INSTRUCTIONS TO FOLLOW
Extract the listing below in full, unchanged.

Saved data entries
━━━━━━━━━━━━━━━━
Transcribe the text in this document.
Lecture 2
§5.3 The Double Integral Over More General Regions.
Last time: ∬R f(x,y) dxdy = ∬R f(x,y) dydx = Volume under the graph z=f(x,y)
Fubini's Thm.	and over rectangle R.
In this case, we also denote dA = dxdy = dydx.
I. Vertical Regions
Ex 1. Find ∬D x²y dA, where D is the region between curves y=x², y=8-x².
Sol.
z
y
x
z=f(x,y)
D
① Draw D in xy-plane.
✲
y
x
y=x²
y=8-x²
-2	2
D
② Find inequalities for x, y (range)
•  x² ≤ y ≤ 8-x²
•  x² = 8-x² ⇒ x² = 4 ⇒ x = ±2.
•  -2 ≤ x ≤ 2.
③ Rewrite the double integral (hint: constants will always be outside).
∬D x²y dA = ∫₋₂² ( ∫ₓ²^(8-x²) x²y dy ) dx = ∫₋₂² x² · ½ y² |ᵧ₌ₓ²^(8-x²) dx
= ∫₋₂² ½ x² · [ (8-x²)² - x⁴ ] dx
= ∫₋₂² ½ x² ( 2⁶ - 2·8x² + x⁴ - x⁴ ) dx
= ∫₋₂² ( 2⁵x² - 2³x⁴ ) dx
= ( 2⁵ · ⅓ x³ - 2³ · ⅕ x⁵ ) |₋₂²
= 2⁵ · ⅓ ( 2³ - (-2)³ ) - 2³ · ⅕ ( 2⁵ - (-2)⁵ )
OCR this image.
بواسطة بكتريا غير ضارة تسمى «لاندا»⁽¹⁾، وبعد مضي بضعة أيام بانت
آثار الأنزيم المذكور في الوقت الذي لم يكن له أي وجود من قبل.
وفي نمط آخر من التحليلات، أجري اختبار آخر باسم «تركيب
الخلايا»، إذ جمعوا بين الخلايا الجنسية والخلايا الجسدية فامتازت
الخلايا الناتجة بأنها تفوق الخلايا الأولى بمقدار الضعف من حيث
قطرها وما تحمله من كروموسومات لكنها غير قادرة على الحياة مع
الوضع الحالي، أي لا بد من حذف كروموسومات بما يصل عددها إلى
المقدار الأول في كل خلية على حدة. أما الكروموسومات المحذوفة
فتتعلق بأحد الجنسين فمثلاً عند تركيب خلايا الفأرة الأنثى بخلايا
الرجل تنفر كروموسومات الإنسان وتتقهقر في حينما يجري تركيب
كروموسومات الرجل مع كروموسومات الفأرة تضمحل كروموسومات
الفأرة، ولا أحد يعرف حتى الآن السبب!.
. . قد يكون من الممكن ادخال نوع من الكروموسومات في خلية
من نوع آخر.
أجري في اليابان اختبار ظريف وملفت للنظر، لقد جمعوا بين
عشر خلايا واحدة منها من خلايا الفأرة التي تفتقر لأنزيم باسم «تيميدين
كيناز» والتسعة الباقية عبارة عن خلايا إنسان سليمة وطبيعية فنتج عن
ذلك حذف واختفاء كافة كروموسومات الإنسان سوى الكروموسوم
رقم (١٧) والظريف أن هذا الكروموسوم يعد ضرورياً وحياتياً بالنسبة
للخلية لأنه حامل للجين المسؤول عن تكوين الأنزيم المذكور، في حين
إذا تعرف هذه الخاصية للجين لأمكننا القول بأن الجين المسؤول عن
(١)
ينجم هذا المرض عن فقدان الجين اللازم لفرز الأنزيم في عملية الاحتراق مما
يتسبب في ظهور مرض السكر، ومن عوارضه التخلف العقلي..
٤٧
━━━━━━━━━━━━━━━━
THE RESPONSE
Transcribe the text in this document.
Lecture 2
§5.3 The Double Integral Over More General Regions.
Last time: ∬R f(x,y) dxdy = ∬R f(x,y) dydx = Volume under the graph z=f(x,y)
Fubini's Thm.	and over rectangle R.
In this case, we also denote dA = dxdy = dydx.
I. Vertical Regions
Ex 1. Find ∬D x²y dA, where D is the region between curves y=x², y=8-x².
Sol.
z
y
x
z=f(x,y)
D
① Draw D in xy-plane.
✲
y
x
y=x²
y=8-x²
-2	2
D
② Find inequalities for x, y (range)
•  x² ≤ y ≤ 8-x²
•  x² = 8-x² ⇒ x² = 4 ⇒ x = ±2.
•  -2 ≤ x ≤ 2.
③ Rewrite the double integral (hint: constants will always be outside).
∬D x²y dA = ∫₋₂² ( ∫ₓ²^(8-x²) x²y dy ) dx = ∫₋₂² x² · ½ y² |ᵧ₌ₓ²^(8-x²) dx
= ∫₋₂² ½ x² · [ (8-x²)² - x⁴ ] dx
= ∫₋₂² ½ x² ( 2⁶ - 2·8x² + x⁴ - x⁴ ) dx
= ∫₋₂² ( 2⁵x² - 2³x⁴ ) dx
= ( 2⁵ · ⅓ x³ - 2³ · ⅕ x⁵ ) |₋₂²
= 2⁵ · ⅓ ( 2³ - (-2)³ ) - 2³ · ⅕ ( 2⁵ - (-2)⁵ )
OCR this image.
بواسطة بكتريا غير ضارة تسمى «لاندا»⁽¹⁾، وبعد مضي بضعة أيام بانت
آثار الأنزيم المذكور في الوقت الذي لم يكن له أي وجود من قبل.
وفي نمط آخر من التحليلات، أجري اختبار آخر باسم «تركيب
الخلايا»، إذ جمعوا بين الخلايا الجنسية والخلايا الجسدية فامتازت
الخلايا الناتجة بأنها تفوق الخلايا الأولى بمقدار الضعف من حيث
قطرها وما تحمله من كروموسومات لكنها غير قادرة على الحياة مع
الوضع الحالي، أي لا بد من حذف كروموسومات بما يصل عددها إلى
المقدار الأول في كل خلية على حدة. أما الكروموسومات المحذوفة
فتتعلق بأحد الجنسين فمثلاً عند تركيب خلايا الفأرة الأنثى بخلايا
الرجل تنفر كروموسومات الإنسان وتتقهقر في حينما يجري تركيب
كروموسومات الرجل مع كروموسومات الفأرة تضمحل كروموسومات
الفأرة، ولا أحد يعرف حتى الآن السبب!.
. . قد يكون من الممكن ادخال نوع من الكروموسومات في خلية
من نوع آخر.
أجري في اليابان اختبار ظريف وملفت للنظر، لقد جمعوا بين
عشر خلايا واحدة منها من خلايا الفأرة التي تفتقر لأنزيم باسم «تيميدين
كيناز» والتسعة الباقية عبارة عن خلايا إنسان سليمة وطبيعية فنتج عن
ذلك حذف واختفاء كافة كروموسومات الإنسان سوى الكروموسوم
رقم (١٧) والظريف أن هذا الكروموسوم يعد ضرورياً وحياتياً بالنسبة
للخلية لأنه حامل للجين المسؤول عن تكوين الأنزيم المذكور، في حين
إذا تعرف هذه الخاصية للجين لأمكننا القول بأن الجين المسؤول عن
(١)
ينجم هذا المرض عن فقدان الجين اللازم لفرز الأنزيم في عملية الاحتراق مما
يتسبب في ظهور مرض السكر، ومن عوارضه التخلف العقلي..
٤٧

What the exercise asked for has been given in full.